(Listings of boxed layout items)
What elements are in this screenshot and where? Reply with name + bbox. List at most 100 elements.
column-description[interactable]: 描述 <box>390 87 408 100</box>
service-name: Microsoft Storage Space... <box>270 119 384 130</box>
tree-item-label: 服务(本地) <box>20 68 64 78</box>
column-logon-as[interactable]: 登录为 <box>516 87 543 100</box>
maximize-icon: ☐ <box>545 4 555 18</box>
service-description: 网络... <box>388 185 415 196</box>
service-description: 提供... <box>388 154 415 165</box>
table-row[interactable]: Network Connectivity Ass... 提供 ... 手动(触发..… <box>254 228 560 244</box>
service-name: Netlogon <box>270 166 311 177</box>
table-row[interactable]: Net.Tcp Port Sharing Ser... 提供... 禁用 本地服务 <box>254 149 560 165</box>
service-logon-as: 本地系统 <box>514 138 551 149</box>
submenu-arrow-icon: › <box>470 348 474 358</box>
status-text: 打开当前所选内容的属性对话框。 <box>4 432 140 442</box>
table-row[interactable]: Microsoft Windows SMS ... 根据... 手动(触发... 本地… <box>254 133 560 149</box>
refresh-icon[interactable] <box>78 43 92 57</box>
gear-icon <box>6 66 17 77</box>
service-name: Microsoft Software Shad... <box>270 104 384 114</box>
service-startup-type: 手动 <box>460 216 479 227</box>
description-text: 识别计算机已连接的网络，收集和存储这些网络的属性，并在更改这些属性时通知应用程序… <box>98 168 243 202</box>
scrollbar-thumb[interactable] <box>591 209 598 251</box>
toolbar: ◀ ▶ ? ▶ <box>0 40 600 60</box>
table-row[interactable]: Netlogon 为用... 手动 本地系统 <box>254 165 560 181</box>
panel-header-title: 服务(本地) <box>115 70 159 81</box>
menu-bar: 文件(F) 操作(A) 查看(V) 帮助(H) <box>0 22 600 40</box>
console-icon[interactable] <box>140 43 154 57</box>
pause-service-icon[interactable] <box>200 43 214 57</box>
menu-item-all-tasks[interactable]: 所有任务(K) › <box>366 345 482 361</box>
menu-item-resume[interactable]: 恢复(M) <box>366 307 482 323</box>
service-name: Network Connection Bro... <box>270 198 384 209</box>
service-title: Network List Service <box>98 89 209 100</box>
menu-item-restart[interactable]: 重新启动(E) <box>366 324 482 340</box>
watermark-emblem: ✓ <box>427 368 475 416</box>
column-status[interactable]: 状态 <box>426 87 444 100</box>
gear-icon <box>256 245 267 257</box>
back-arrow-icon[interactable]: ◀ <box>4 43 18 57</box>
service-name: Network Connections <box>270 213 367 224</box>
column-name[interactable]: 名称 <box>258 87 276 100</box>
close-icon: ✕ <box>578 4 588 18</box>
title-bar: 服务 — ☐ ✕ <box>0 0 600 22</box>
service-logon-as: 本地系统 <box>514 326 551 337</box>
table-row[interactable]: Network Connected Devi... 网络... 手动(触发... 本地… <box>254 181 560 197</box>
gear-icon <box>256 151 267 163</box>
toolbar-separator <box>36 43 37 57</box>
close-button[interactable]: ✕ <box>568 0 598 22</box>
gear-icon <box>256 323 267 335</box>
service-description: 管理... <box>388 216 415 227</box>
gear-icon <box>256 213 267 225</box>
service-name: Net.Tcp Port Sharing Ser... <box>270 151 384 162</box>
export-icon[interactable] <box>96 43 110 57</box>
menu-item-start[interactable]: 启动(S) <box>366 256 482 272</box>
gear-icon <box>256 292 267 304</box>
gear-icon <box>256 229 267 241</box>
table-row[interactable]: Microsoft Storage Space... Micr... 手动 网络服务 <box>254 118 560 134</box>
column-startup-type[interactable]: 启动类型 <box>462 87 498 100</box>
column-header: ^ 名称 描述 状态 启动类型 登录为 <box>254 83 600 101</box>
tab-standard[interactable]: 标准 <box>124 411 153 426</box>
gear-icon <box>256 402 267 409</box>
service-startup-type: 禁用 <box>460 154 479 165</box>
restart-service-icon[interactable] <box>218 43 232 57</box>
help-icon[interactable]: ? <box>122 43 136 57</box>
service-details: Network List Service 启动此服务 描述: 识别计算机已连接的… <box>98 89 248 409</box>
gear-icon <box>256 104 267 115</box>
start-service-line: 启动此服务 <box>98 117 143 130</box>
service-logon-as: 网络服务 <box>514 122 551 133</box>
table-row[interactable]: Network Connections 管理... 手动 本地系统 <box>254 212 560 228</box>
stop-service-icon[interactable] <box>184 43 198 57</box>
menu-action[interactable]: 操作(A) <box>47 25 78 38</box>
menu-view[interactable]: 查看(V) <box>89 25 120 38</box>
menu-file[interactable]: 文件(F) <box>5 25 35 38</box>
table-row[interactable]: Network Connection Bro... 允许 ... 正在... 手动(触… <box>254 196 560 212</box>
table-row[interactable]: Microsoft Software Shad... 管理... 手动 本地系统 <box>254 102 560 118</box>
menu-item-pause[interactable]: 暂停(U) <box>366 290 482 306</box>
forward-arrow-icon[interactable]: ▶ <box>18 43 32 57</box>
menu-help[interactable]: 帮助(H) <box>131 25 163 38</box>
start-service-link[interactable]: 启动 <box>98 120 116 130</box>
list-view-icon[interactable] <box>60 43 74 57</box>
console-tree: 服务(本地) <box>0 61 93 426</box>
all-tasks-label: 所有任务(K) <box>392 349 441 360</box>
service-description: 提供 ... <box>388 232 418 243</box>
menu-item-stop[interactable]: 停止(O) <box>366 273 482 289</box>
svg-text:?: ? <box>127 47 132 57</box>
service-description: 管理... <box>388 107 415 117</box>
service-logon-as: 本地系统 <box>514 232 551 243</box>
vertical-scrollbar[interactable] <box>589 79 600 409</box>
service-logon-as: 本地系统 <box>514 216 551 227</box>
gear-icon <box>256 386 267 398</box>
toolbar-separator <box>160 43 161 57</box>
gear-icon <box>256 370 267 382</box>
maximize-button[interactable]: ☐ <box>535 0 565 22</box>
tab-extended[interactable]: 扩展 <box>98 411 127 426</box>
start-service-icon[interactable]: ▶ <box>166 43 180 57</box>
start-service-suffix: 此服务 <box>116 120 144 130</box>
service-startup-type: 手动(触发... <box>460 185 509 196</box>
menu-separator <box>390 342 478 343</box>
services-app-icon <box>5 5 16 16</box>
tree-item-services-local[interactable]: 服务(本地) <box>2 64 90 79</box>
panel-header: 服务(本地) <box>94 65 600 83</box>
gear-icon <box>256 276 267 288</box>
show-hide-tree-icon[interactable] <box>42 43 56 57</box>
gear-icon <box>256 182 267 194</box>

* _STATED GOAL_
Please copy out every line of these rows word for word, without any changes.

* _ANSWER_
What elements are in this screenshot and where? Reply with name + bbox. List at most 100 elements.
column-description[interactable]: 描述 <box>390 87 408 100</box>
service-name: Microsoft Storage Space... <box>270 119 384 130</box>
tree-item-label: 服务(本地) <box>20 68 64 78</box>
column-logon-as[interactable]: 登录为 <box>516 87 543 100</box>
maximize-icon: ☐ <box>545 4 555 18</box>
service-description: 网络... <box>388 185 415 196</box>
service-description: 提供... <box>388 154 415 165</box>
table-row[interactable]: Network Connectivity Ass... 提供 ... 手动(触发..… <box>254 228 560 244</box>
service-name: Netlogon <box>270 166 311 177</box>
table-row[interactable]: Net.Tcp Port Sharing Ser... 提供... 禁用 本地服务 <box>254 149 560 165</box>
service-logon-as: 本地系统 <box>514 138 551 149</box>
submenu-arrow-icon: › <box>470 348 474 358</box>
status-text: 打开当前所选内容的属性对话框。 <box>4 432 140 442</box>
table-row[interactable]: Microsoft Windows SMS ... 根据... 手动(触发... 本地… <box>254 133 560 149</box>
refresh-icon[interactable] <box>78 43 92 57</box>
gear-icon <box>6 66 17 77</box>
service-name: Microsoft Software Shad... <box>270 104 384 114</box>
service-startup-type: 手动 <box>460 216 479 227</box>
description-text: 识别计算机已连接的网络，收集和存储这些网络的属性，并在更改这些属性时通知应用程序… <box>98 168 243 202</box>
scrollbar-thumb[interactable] <box>591 209 598 251</box>
toolbar: ◀ ▶ ? ▶ <box>0 40 600 60</box>
table-row[interactable]: Netlogon 为用... 手动 本地系统 <box>254 165 560 181</box>
panel-header-title: 服务(本地) <box>115 70 159 81</box>
menu-bar: 文件(F) 操作(A) 查看(V) 帮助(H) <box>0 22 600 40</box>
console-icon[interactable] <box>140 43 154 57</box>
pause-service-icon[interactable] <box>200 43 214 57</box>
menu-item-all-tasks[interactable]: 所有任务(K) › <box>366 345 482 361</box>
menu-item-resume[interactable]: 恢复(M) <box>366 307 482 323</box>
service-name: Network Connection Bro... <box>270 198 384 209</box>
service-title: Network List Service <box>98 89 209 100</box>
menu-item-restart[interactable]: 重新启动(E) <box>366 324 482 340</box>
watermark-emblem: ✓ <box>427 368 475 416</box>
column-status[interactable]: 状态 <box>426 87 444 100</box>
gear-icon <box>256 245 267 257</box>
back-arrow-icon[interactable]: ◀ <box>4 43 18 57</box>
service-name: Network Connections <box>270 213 367 224</box>
column-name[interactable]: 名称 <box>258 87 276 100</box>
close-icon: ✕ <box>578 4 588 18</box>
title-bar: 服务 — ☐ ✕ <box>0 0 600 22</box>
service-logon-as: 本地系统 <box>514 326 551 337</box>
table-row[interactable]: Network Connected Devi... 网络... 手动(触发... 本地… <box>254 181 560 197</box>
gear-icon <box>256 151 267 163</box>
toolbar-separator <box>36 43 37 57</box>
close-button[interactable]: ✕ <box>568 0 598 22</box>
gear-icon <box>256 323 267 335</box>
service-description: 管理... <box>388 216 415 227</box>
gear-icon <box>256 213 267 225</box>
service-name: Net.Tcp Port Sharing Ser... <box>270 151 384 162</box>
export-icon[interactable] <box>96 43 110 57</box>
menu-item-start[interactable]: 启动(S) <box>366 256 482 272</box>
gear-icon <box>256 292 267 304</box>
gear-icon <box>256 229 267 241</box>
table-row[interactable]: Microsoft Storage Space... Micr... 手动 网络服务 <box>254 118 560 134</box>
column-startup-type[interactable]: 启动类型 <box>462 87 498 100</box>
column-header: ^ 名称 描述 状态 启动类型 登录为 <box>254 83 600 101</box>
tab-standard[interactable]: 标准 <box>124 411 153 426</box>
gear-icon <box>256 402 267 409</box>
service-startup-type: 禁用 <box>460 154 479 165</box>
restart-service-icon[interactable] <box>218 43 232 57</box>
help-icon[interactable]: ? <box>122 43 136 57</box>
service-details: Network List Service 启动此服务 描述: 识别计算机已连接的… <box>98 89 248 409</box>
gear-icon <box>256 104 267 115</box>
start-service-line: 启动此服务 <box>98 117 143 130</box>
service-logon-as: 网络服务 <box>514 122 551 133</box>
table-row[interactable]: Network Connections 管理... 手动 本地系统 <box>254 212 560 228</box>
stop-service-icon[interactable] <box>184 43 198 57</box>
menu-action[interactable]: 操作(A) <box>47 25 78 38</box>
menu-view[interactable]: 查看(V) <box>89 25 120 38</box>
menu-file[interactable]: 文件(F) <box>5 25 35 38</box>
table-row[interactable]: Network Connection Bro... 允许 ... 正在... 手动(触… <box>254 196 560 212</box>
table-row[interactable]: Microsoft Software Shad... 管理... 手动 本地系统 <box>254 102 560 118</box>
menu-item-pause[interactable]: 暂停(U) <box>366 290 482 306</box>
forward-arrow-icon[interactable]: ▶ <box>18 43 32 57</box>
menu-help[interactable]: 帮助(H) <box>131 25 163 38</box>
start-service-link[interactable]: 启动 <box>98 120 116 130</box>
list-view-icon[interactable] <box>60 43 74 57</box>
console-tree: 服务(本地) <box>0 61 93 426</box>
all-tasks-label: 所有任务(K) <box>392 349 441 360</box>
service-description: 提供 ... <box>388 232 418 243</box>
menu-item-stop[interactable]: 停止(O) <box>366 273 482 289</box>
svg-text:?: ? <box>127 47 132 57</box>
service-description: 管理... <box>388 107 415 117</box>
service-logon-as: 本地系统 <box>514 232 551 243</box>
vertical-scrollbar[interactable] <box>589 79 600 409</box>
service-logon-as: 本地系统 <box>514 216 551 227</box>
gear-icon <box>256 386 267 398</box>
toolbar-separator <box>160 43 161 57</box>
gear-icon <box>256 370 267 382</box>
maximize-button[interactable]: ☐ <box>535 0 565 22</box>
tab-extended[interactable]: 扩展 <box>98 411 127 426</box>
start-service-icon[interactable]: ▶ <box>166 43 180 57</box>
start-service-suffix: 此服务 <box>116 120 144 130</box>
service-startup-type: 手动(触发... <box>460 185 509 196</box>
menu-separator <box>390 342 478 343</box>
services-app-icon <box>5 5 16 16</box>
tree-item-services-local[interactable]: 服务(本地) <box>2 64 90 79</box>
panel-header: 服务(本地) <box>94 65 600 83</box>
gear-icon <box>256 276 267 288</box>
show-hide-tree-icon[interactable] <box>42 43 56 57</box>
gear-icon <box>256 182 267 194</box>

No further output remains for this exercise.